Repeat every record word for word and omit the images.

══ Supplied records ══

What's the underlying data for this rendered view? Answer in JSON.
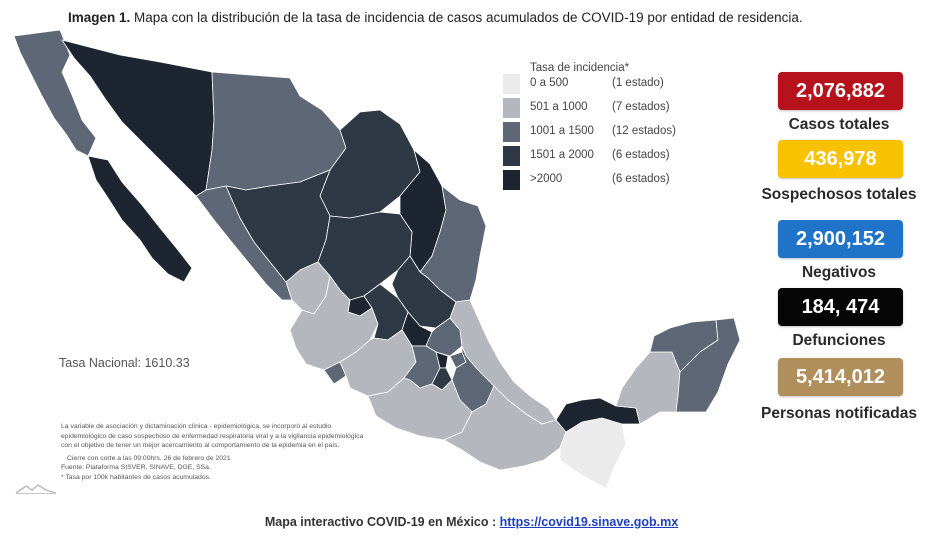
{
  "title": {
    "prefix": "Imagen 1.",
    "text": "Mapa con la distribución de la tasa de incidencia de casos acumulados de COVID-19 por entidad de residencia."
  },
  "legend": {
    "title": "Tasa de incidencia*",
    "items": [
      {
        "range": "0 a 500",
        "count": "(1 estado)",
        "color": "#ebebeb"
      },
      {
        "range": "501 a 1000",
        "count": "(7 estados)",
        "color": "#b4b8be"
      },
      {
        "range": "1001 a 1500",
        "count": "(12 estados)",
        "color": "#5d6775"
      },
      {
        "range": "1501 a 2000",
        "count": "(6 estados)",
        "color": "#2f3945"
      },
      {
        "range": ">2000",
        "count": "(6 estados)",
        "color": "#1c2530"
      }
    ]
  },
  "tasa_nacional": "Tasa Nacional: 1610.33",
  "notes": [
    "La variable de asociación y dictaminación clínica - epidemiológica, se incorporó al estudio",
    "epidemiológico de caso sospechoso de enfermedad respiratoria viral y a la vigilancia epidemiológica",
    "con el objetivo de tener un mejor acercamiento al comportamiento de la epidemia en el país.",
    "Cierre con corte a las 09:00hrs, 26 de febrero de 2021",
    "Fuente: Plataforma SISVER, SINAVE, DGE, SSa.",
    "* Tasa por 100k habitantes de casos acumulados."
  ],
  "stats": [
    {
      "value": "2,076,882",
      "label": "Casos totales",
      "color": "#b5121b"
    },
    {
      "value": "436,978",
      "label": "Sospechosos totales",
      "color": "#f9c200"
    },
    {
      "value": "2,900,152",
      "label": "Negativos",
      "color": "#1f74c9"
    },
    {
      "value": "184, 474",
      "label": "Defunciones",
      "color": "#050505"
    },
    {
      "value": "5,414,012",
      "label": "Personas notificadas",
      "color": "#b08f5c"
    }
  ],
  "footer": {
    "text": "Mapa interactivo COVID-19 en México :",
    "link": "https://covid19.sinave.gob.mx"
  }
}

═══

■ Response box:
What's the underlying data for this rendered view? Answer in JSON.
{
  "title": {
    "prefix": "Imagen 1.",
    "text": "Mapa con la distribución de la tasa de incidencia de casos acumulados de COVID-19 por entidad de residencia."
  },
  "legend": {
    "title": "Tasa de incidencia*",
    "items": [
      {
        "range": "0 a 500",
        "count": "(1 estado)",
        "color": "#ebebeb"
      },
      {
        "range": "501 a 1000",
        "count": "(7 estados)",
        "color": "#b4b8be"
      },
      {
        "range": "1001 a 1500",
        "count": "(12 estados)",
        "color": "#5d6775"
      },
      {
        "range": "1501 a 2000",
        "count": "(6 estados)",
        "color": "#2f3945"
      },
      {
        "range": ">2000",
        "count": "(6 estados)",
        "color": "#1c2530"
      }
    ]
  },
  "tasa_nacional": "Tasa Nacional: 1610.33",
  "notes": [
    "La variable de asociación y dictaminación clínica - epidemiológica, se incorporó al estudio",
    "epidemiológico de caso sospechoso de enfermedad respiratoria viral y a la vigilancia epidemiológica",
    "con el objetivo de tener un mejor acercamiento al comportamiento de la epidemia en el país.",
    "Cierre con corte a las 09:00hrs, 26 de febrero de 2021",
    "Fuente: Plataforma SISVER, SINAVE, DGE, SSa.",
    "* Tasa por 100k habitantes de casos acumulados."
  ],
  "stats": [
    {
      "value": "2,076,882",
      "label": "Casos totales",
      "color": "#b5121b"
    },
    {
      "value": "436,978",
      "label": "Sospechosos totales",
      "color": "#f9c200"
    },
    {
      "value": "2,900,152",
      "label": "Negativos",
      "color": "#1f74c9"
    },
    {
      "value": "184, 474",
      "label": "Defunciones",
      "color": "#050505"
    },
    {
      "value": "5,414,012",
      "label": "Personas notificadas",
      "color": "#b08f5c"
    }
  ],
  "footer": {
    "text": "Mapa interactivo COVID-19 en México :",
    "link": "https://covid19.sinave.gob.mx"
  }
}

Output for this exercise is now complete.